§ What the task asks:
Would you pull out every line of the material that contains the string "icon"?

# START OF Record extracts

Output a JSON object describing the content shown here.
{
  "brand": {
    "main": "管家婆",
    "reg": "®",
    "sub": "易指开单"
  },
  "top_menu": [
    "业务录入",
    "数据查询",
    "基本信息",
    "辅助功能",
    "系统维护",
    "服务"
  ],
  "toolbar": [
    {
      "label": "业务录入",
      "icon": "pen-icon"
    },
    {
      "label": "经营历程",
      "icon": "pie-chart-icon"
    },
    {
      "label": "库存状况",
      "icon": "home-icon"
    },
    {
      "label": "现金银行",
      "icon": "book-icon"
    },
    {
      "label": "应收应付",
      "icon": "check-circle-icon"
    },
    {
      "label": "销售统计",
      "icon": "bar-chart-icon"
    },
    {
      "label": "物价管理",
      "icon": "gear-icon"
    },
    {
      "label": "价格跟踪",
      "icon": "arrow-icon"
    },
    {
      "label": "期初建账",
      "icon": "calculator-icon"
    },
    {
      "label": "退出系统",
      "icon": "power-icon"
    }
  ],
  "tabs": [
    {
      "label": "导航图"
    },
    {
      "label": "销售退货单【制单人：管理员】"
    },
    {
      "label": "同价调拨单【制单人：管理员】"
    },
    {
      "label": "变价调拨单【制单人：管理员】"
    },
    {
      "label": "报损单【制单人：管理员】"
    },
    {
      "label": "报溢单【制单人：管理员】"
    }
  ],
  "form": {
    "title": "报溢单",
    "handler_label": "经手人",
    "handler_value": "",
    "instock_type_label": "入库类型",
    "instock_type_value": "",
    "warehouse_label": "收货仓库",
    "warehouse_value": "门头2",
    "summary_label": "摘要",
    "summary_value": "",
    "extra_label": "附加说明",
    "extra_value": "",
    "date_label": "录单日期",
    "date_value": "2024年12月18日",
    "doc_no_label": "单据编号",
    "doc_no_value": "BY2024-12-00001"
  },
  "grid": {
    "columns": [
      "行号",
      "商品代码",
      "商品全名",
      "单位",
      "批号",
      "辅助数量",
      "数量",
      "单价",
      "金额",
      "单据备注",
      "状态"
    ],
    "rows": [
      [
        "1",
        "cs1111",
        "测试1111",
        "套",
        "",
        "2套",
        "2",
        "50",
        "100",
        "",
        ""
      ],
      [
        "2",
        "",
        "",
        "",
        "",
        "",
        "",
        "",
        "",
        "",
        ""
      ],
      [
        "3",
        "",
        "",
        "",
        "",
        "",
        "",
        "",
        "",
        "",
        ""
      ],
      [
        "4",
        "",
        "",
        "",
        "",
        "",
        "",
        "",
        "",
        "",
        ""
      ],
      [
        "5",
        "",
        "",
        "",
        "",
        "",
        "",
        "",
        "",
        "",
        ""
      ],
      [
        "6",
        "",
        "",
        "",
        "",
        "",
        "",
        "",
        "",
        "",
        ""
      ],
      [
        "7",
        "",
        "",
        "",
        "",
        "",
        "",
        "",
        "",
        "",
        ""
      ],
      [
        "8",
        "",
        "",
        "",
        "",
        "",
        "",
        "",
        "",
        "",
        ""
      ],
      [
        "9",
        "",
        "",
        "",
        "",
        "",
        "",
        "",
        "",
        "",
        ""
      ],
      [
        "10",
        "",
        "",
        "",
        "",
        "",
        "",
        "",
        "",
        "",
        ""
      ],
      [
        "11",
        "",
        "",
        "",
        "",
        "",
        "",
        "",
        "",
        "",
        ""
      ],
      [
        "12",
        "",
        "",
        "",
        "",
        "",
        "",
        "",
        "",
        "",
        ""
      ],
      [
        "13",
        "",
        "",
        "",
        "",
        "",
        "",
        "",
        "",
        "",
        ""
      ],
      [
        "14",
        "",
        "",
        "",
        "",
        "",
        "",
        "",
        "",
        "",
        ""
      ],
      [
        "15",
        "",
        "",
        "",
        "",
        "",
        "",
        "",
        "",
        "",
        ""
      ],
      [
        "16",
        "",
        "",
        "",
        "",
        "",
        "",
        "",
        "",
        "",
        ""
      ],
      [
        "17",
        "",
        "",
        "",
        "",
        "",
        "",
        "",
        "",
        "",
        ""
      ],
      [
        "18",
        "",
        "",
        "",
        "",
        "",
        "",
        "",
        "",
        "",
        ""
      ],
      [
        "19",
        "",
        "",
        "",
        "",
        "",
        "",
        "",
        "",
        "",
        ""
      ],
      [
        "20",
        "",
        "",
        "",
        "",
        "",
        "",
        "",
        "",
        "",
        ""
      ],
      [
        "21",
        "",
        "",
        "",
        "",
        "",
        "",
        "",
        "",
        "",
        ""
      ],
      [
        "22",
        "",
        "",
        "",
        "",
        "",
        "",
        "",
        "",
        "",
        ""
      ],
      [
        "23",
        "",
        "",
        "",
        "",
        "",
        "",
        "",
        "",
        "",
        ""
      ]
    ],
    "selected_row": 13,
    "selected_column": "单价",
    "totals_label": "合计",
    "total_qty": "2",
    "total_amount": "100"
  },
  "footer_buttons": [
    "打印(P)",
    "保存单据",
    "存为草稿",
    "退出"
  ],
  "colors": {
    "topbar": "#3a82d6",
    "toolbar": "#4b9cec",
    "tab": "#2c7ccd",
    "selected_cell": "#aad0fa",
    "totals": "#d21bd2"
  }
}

# END OF Record extracts

§ Reply to the exercise:
      "icon": "pen-icon"
      "icon": "pie-chart-icon"
      "icon": "home-icon"
      "icon": "book-icon"
      "icon": "check-circle-icon"
      "icon": "bar-chart-icon"
      "icon": "gear-icon"
      "icon": "arrow-icon"
      "icon": "calculator-icon"
      "icon": "power-icon"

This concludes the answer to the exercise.